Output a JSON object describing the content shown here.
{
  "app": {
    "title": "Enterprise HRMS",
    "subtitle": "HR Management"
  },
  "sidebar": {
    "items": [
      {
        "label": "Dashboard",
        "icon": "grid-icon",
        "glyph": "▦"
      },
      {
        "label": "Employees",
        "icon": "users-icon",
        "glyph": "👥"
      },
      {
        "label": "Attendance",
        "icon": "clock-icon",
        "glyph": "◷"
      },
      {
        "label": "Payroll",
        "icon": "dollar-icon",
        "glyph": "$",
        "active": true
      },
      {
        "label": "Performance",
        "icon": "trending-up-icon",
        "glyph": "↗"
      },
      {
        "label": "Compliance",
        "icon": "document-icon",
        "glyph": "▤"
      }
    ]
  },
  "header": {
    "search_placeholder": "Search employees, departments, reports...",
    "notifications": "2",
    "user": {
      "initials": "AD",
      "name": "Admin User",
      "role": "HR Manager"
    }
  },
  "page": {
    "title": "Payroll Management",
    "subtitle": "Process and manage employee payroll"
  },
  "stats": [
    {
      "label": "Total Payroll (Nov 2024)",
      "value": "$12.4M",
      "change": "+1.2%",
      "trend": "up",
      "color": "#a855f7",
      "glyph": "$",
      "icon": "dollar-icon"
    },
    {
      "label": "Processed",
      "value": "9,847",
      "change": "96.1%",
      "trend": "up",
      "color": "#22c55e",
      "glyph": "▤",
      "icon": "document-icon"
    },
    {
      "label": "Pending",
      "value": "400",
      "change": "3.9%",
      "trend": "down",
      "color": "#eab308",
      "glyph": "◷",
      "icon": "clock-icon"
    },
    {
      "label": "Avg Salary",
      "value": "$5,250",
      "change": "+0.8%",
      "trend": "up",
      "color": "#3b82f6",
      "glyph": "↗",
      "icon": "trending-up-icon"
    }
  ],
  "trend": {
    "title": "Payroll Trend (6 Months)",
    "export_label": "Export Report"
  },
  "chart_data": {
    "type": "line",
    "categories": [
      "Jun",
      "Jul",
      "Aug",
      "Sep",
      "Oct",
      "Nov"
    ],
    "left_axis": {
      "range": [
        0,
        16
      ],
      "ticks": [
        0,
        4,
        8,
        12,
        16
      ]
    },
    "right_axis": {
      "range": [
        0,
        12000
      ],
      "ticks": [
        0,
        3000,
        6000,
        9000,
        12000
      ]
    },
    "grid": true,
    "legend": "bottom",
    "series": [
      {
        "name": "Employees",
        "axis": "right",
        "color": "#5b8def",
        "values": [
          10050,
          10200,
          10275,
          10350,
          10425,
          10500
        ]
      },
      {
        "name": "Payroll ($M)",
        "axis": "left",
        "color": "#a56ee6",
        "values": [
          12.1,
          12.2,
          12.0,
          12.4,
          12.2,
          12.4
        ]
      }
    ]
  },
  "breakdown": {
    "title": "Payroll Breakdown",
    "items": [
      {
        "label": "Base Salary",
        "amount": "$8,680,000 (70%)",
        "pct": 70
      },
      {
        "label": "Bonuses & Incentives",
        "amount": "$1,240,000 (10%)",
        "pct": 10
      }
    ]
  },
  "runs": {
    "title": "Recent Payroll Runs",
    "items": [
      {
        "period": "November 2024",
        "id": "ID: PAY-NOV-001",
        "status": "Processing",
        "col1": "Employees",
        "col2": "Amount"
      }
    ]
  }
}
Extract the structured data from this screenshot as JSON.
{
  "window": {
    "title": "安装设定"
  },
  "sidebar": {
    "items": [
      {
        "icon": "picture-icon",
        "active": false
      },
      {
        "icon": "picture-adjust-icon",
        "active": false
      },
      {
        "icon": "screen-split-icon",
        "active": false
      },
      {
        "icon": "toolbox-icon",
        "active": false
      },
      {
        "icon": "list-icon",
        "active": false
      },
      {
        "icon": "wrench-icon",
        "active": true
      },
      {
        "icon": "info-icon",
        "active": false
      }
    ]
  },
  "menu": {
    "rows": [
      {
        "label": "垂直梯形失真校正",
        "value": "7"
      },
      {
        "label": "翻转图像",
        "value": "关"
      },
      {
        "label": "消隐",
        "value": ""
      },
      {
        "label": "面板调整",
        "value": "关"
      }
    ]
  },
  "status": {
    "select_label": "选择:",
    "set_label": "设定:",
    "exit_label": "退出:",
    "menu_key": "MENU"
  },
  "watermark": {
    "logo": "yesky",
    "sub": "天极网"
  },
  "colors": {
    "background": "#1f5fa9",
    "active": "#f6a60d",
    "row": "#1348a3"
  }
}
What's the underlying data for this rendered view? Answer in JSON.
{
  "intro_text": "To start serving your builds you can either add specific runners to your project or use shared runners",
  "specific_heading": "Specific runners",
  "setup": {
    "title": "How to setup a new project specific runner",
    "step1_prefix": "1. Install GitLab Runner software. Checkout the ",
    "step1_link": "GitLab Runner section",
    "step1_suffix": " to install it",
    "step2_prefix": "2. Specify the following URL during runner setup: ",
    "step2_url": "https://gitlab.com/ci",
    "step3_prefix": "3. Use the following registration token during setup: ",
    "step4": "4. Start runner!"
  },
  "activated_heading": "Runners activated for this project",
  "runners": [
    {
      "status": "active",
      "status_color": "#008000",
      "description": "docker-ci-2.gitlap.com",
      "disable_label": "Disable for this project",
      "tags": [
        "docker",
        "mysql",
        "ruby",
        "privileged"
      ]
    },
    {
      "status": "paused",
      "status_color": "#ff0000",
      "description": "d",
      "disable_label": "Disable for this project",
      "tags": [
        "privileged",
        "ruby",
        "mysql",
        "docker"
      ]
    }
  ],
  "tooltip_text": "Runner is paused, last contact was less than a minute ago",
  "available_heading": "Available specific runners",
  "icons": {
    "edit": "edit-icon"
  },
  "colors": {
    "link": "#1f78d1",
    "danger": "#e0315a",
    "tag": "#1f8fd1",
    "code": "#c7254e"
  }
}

--

- _Goal_
For each line of the entries that includes "project", show that line.

- _Solution to this exercise_
  "intro_text": "To start serving your builds you can either add specific runners to your project or use shared runners",
    "title": "How to setup a new project specific runner",
  "activated_heading": "Runners activated for this project",
      "disable_label": "Disable for this project",
      "disable_label": "Disable for this project",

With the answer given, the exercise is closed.